### [Extracted material]

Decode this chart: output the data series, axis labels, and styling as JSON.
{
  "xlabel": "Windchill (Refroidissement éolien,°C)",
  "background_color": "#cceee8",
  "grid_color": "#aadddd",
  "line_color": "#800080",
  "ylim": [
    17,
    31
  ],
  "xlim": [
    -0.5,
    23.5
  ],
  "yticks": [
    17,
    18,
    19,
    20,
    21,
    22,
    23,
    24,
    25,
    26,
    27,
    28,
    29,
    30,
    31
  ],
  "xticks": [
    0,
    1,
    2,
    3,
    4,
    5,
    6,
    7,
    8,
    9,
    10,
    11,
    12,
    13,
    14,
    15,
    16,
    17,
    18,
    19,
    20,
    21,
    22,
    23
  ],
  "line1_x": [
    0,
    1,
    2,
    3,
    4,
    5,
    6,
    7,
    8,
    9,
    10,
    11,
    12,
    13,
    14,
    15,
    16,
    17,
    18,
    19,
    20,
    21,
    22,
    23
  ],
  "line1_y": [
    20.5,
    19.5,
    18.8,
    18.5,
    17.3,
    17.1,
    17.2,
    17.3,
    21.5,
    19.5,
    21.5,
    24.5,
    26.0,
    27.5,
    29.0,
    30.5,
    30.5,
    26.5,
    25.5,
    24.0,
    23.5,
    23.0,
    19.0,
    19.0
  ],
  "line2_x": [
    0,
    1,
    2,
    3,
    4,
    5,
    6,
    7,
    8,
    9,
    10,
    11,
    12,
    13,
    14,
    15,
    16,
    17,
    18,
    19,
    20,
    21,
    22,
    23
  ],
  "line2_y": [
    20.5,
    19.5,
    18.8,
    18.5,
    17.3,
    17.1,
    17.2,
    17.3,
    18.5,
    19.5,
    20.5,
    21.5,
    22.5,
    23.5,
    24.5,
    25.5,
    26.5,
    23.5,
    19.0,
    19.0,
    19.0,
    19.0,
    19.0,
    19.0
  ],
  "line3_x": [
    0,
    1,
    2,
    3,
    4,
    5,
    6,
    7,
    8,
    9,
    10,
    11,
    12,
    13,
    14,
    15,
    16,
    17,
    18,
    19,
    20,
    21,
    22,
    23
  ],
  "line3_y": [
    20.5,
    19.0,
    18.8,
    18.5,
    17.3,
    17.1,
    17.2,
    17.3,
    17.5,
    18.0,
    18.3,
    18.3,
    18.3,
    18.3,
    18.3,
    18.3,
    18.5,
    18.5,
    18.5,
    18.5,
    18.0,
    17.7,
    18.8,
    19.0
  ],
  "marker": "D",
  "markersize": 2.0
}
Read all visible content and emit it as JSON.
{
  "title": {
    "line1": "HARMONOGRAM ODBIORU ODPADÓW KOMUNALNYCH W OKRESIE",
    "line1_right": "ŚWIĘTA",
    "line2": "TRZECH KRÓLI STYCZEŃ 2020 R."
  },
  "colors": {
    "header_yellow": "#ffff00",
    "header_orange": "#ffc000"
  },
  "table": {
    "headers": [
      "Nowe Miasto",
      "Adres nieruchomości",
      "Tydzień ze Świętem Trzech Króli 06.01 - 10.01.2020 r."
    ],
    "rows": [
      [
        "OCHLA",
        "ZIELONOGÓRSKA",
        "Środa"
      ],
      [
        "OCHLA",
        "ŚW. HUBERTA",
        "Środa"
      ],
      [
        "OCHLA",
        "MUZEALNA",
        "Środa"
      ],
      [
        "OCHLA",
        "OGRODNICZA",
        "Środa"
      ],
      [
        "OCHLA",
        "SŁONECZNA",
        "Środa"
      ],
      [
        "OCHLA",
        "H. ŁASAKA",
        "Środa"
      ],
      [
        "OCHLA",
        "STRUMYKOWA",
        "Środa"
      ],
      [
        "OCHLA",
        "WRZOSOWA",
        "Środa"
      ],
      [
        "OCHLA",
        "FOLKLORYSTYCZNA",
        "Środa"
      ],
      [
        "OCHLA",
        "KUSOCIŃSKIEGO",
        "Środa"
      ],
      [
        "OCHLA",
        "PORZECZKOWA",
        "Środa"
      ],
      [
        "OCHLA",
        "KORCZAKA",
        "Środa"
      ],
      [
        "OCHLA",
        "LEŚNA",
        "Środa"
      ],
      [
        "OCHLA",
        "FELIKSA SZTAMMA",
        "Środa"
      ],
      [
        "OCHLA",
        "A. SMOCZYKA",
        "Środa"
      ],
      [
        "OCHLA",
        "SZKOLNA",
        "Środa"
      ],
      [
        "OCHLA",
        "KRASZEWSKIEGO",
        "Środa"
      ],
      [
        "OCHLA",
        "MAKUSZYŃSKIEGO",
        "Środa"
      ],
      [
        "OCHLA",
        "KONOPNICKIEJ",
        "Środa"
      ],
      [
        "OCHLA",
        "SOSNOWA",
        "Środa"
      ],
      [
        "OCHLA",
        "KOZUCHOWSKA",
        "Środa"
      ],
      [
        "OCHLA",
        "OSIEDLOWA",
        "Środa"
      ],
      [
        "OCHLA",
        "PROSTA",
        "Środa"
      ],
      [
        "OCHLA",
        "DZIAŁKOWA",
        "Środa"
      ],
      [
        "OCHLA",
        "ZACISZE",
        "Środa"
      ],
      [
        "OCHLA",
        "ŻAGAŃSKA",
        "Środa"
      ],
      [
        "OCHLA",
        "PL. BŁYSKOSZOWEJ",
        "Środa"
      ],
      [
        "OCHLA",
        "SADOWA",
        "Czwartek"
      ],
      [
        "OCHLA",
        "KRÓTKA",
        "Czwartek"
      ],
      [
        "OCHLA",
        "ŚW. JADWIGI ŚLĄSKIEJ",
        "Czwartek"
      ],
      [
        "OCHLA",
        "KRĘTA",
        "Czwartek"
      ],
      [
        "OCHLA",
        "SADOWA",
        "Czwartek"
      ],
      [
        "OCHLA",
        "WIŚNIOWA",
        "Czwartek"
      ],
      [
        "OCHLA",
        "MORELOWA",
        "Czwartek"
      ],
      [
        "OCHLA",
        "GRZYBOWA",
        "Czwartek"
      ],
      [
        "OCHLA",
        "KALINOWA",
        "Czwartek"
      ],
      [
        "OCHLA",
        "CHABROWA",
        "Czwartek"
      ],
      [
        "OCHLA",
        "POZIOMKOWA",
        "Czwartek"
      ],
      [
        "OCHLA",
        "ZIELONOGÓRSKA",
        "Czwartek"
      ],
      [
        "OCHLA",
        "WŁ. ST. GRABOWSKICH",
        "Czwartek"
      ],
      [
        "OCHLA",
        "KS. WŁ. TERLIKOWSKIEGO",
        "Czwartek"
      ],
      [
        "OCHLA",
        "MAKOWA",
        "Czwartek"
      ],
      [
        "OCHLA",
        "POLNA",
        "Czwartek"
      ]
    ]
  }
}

### [Set task]
Return all of the entries exactly as they were supplied.

### [Written solution]
Decode this chart: output the data series, axis labels, and styling as JSON.
{
  "xlabel": "Windchill (Refroidissement éolien,°C)",
  "background_color": "#cceee8",
  "grid_color": "#aadddd",
  "line_color": "#800080",
  "ylim": [
    17,
    31
  ],
  "xlim": [
    -0.5,
    23.5
  ],
  "yticks": [
    17,
    18,
    19,
    20,
    21,
    22,
    23,
    24,
    25,
    26,
    27,
    28,
    29,
    30,
    31
  ],
  "xticks": [
    0,
    1,
    2,
    3,
    4,
    5,
    6,
    7,
    8,
    9,
    10,
    11,
    12,
    13,
    14,
    15,
    16,
    17,
    18,
    19,
    20,
    21,
    22,
    23
  ],
  "line1_x": [
    0,
    1,
    2,
    3,
    4,
    5,
    6,
    7,
    8,
    9,
    10,
    11,
    12,
    13,
    14,
    15,
    16,
    17,
    18,
    19,
    20,
    21,
    22,
    23
  ],
  "line1_y": [
    20.5,
    19.5,
    18.8,
    18.5,
    17.3,
    17.1,
    17.2,
    17.3,
    21.5,
    19.5,
    21.5,
    24.5,
    26.0,
    27.5,
    29.0,
    30.5,
    30.5,
    26.5,
    25.5,
    24.0,
    23.5,
    23.0,
    19.0,
    19.0
  ],
  "line2_x": [
    0,
    1,
    2,
    3,
    4,
    5,
    6,
    7,
    8,
    9,
    10,
    11,
    12,
    13,
    14,
    15,
    16,
    17,
    18,
    19,
    20,
    21,
    22,
    23
  ],
  "line2_y": [
    20.5,
    19.5,
    18.8,
    18.5,
    17.3,
    17.1,
    17.2,
    17.3,
    18.5,
    19.5,
    20.5,
    21.5,
    22.5,
    23.5,
    24.5,
    25.5,
    26.5,
    23.5,
    19.0,
    19.0,
    19.0,
    19.0,
    19.0,
    19.0
  ],
  "line3_x": [
    0,
    1,
    2,
    3,
    4,
    5,
    6,
    7,
    8,
    9,
    10,
    11,
    12,
    13,
    14,
    15,
    16,
    17,
    18,
    19,
    20,
    21,
    22,
    23
  ],
  "line3_y": [
    20.5,
    19.0,
    18.8,
    18.5,
    17.3,
    17.1,
    17.2,
    17.3,
    17.5,
    18.0,
    18.3,
    18.3,
    18.3,
    18.3,
    18.3,
    18.3,
    18.5,
    18.5,
    18.5,
    18.5,
    18.0,
    17.7,
    18.8,
    19.0
  ],
  "marker": "D",
  "markersize": 2.0
}
Read all visible content and emit it as JSON.
{
  "title": {
    "line1": "HARMONOGRAM ODBIORU ODPADÓW KOMUNALNYCH W OKRESIE",
    "line1_right": "ŚWIĘTA",
    "line2": "TRZECH KRÓLI STYCZEŃ 2020 R."
  },
  "colors": {
    "header_yellow": "#ffff00",
    "header_orange": "#ffc000"
  },
  "table": {
    "headers": [
      "Nowe Miasto",
      "Adres nieruchomości",
      "Tydzień ze Świętem Trzech Króli 06.01 - 10.01.2020 r."
    ],
    "rows": [
      [
        "OCHLA",
        "ZIELONOGÓRSKA",
        "Środa"
      ],
      [
        "OCHLA",
        "ŚW. HUBERTA",
        "Środa"
      ],
      [
        "OCHLA",
        "MUZEALNA",
        "Środa"
      ],
      [
        "OCHLA",
        "OGRODNICZA",
        "Środa"
      ],
      [
        "OCHLA",
        "SŁONECZNA",
        "Środa"
      ],
      [
        "OCHLA",
        "H. ŁASAKA",
        "Środa"
      ],
      [
        "OCHLA",
        "STRUMYKOWA",
        "Środa"
      ],
      [
        "OCHLA",
        "WRZOSOWA",
        "Środa"
      ],
      [
        "OCHLA",
        "FOLKLORYSTYCZNA",
        "Środa"
      ],
      [
        "OCHLA",
        "KUSOCIŃSKIEGO",
        "Środa"
      ],
      [
        "OCHLA",
        "PORZECZKOWA",
        "Środa"
      ],
      [
        "OCHLA",
        "KORCZAKA",
        "Środa"
      ],
      [
        "OCHLA",
        "LEŚNA",
        "Środa"
      ],
      [
        "OCHLA",
        "FELIKSA SZTAMMA",
        "Środa"
      ],
      [
        "OCHLA",
        "A. SMOCZYKA",
        "Środa"
      ],
      [
        "OCHLA",
        "SZKOLNA",
        "Środa"
      ],
      [
        "OCHLA",
        "KRASZEWSKIEGO",
        "Środa"
      ],
      [
        "OCHLA",
        "MAKUSZYŃSKIEGO",
        "Środa"
      ],
      [
        "OCHLA",
        "KONOPNICKIEJ",
        "Środa"
      ],
      [
        "OCHLA",
        "SOSNOWA",
        "Środa"
      ],
      [
        "OCHLA",
        "KOZUCHOWSKA",
        "Środa"
      ],
      [
        "OCHLA",
        "OSIEDLOWA",
        "Środa"
      ],
      [
        "OCHLA",
        "PROSTA",
        "Środa"
      ],
      [
        "OCHLA",
        "DZIAŁKOWA",
        "Środa"
      ],
      [
        "OCHLA",
        "ZACISZE",
        "Środa"
      ],
      [
        "OCHLA",
        "ŻAGAŃSKA",
        "Środa"
      ],
      [
        "OCHLA",
        "PL. BŁYSKOSZOWEJ",
        "Środa"
      ],
      [
        "OCHLA",
        "SADOWA",
        "Czwartek"
      ],
      [
        "OCHLA",
        "KRÓTKA",
        "Czwartek"
      ],
      [
        "OCHLA",
        "ŚW. JADWIGI ŚLĄSKIEJ",
        "Czwartek"
      ],
      [
        "OCHLA",
        "KRĘTA",
        "Czwartek"
      ],
      [
        "OCHLA",
        "SADOWA",
        "Czwartek"
      ],
      [
        "OCHLA",
        "WIŚNIOWA",
        "Czwartek"
      ],
      [
        "OCHLA",
        "MORELOWA",
        "Czwartek"
      ],
      [
        "OCHLA",
        "GRZYBOWA",
        "Czwartek"
      ],
      [
        "OCHLA",
        "KALINOWA",
        "Czwartek"
      ],
      [
        "OCHLA",
        "CHABROWA",
        "Czwartek"
      ],
      [
        "OCHLA",
        "POZIOMKOWA",
        "Czwartek"
      ],
      [
        "OCHLA",
        "ZIELONOGÓRSKA",
        "Czwartek"
      ],
      [
        "OCHLA",
        "WŁ. ST. GRABOWSKICH",
        "Czwartek"
      ],
      [
        "OCHLA",
        "KS. WŁ. TERLIKOWSKIEGO",
        "Czwartek"
      ],
      [
        "OCHLA",
        "MAKOWA",
        "Czwartek"
      ],
      [
        "OCHLA",
        "POLNA",
        "Czwartek"
      ]
    ]
  }
}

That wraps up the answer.